▶ What needs to be done: Extract the text of every entry below exactly; leave images out.

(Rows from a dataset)

= = = = =

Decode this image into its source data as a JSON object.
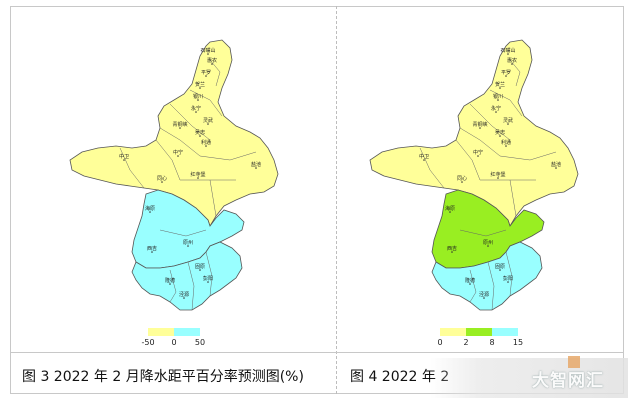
{
  "panel_left": {
    "caption": "图 3 2022 年 2 月降水距平百分率预测图(%)",
    "legend": {
      "colors": [
        "#ffff99",
        "#99ffff"
      ],
      "ticks": [
        "-50",
        "0",
        "50"
      ]
    },
    "fills": {
      "north": "#ffff99",
      "middle": "#99ffff",
      "south": "#99ffff"
    }
  },
  "panel_right": {
    "caption": "图 4 2022 年 2",
    "legend": {
      "colors": [
        "#ffff99",
        "#99ee22",
        "#99ffff"
      ],
      "ticks": [
        "0",
        "2",
        "8",
        "15"
      ]
    },
    "fills": {
      "north": "#ffff99",
      "middle": "#99ee22",
      "south": "#99ffff"
    }
  },
  "map_labels": [
    "石嘴山",
    "惠农",
    "平罗",
    "贺兰",
    "银川",
    "永宁",
    "灵武",
    "青铜峡",
    "吴忠",
    "利通",
    "中宁",
    "中卫",
    "盐池",
    "同心",
    "红寺堡",
    "海原",
    "西吉",
    "原州",
    "固原",
    "隆德",
    "泾源",
    "彭阳"
  ],
  "colors": {
    "border": "#555555",
    "yellow": "#ffff99",
    "cyan": "#99ffff",
    "green": "#99ee22"
  },
  "watermark": "大智网汇"
}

= = = = =

▶ Solution for this exercise:
Decode this image into its source data as a JSON object.
{
  "panel_left": {
    "caption": "图 3 2022 年 2 月降水距平百分率预测图(%)",
    "legend": {
      "colors": [
        "#ffff99",
        "#99ffff"
      ],
      "ticks": [
        "-50",
        "0",
        "50"
      ]
    },
    "fills": {
      "north": "#ffff99",
      "middle": "#99ffff",
      "south": "#99ffff"
    }
  },
  "panel_right": {
    "caption": "图 4 2022 年 2",
    "legend": {
      "colors": [
        "#ffff99",
        "#99ee22",
        "#99ffff"
      ],
      "ticks": [
        "0",
        "2",
        "8",
        "15"
      ]
    },
    "fills": {
      "north": "#ffff99",
      "middle": "#99ee22",
      "south": "#99ffff"
    }
  },
  "map_labels": [
    "石嘴山",
    "惠农",
    "平罗",
    "贺兰",
    "银川",
    "永宁",
    "灵武",
    "青铜峡",
    "吴忠",
    "利通",
    "中宁",
    "中卫",
    "盐池",
    "同心",
    "红寺堡",
    "海原",
    "西吉",
    "原州",
    "固原",
    "隆德",
    "泾源",
    "彭阳"
  ],
  "colors": {
    "border": "#555555",
    "yellow": "#ffff99",
    "cyan": "#99ffff",
    "green": "#99ee22"
  },
  "watermark": "大智网汇"
}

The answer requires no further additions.